**Request**
Using the listing below, report all lines holding the word "this".

════════════════════

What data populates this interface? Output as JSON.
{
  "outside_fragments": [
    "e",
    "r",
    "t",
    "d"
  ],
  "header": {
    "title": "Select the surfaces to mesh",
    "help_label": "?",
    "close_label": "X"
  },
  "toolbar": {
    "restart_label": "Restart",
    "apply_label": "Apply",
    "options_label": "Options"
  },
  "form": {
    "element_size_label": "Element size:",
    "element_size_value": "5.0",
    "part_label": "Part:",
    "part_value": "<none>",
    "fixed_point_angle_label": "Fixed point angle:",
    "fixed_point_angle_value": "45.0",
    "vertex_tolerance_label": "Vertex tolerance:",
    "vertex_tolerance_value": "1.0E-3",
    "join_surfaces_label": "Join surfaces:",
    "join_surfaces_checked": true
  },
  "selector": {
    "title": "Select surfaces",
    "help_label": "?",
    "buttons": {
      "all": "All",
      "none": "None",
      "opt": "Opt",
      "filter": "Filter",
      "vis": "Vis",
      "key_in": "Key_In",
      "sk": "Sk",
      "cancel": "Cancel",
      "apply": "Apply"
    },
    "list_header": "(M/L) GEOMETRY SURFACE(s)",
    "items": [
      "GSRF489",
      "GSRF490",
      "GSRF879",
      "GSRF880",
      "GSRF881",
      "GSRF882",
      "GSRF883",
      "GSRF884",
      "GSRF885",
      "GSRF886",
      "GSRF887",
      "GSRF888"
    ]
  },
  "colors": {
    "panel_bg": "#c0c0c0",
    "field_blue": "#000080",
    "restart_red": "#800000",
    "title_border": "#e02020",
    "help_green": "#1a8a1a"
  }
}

════════════════════

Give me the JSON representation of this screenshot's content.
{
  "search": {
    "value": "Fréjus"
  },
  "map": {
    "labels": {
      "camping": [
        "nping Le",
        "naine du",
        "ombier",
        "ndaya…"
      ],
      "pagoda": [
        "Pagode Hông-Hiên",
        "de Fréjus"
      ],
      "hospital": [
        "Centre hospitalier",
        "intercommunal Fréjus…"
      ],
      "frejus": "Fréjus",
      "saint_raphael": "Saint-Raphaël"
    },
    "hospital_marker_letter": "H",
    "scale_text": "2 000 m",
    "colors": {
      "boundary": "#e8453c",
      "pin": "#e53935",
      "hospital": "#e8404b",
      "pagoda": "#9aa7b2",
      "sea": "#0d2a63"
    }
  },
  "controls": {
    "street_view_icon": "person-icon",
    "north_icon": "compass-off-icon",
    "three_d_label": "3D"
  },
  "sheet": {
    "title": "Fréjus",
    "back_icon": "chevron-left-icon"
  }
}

════════════════════

**Solution**
What data populates this interface? Output as JSON.
Give me the JSON representation of this screenshot's content.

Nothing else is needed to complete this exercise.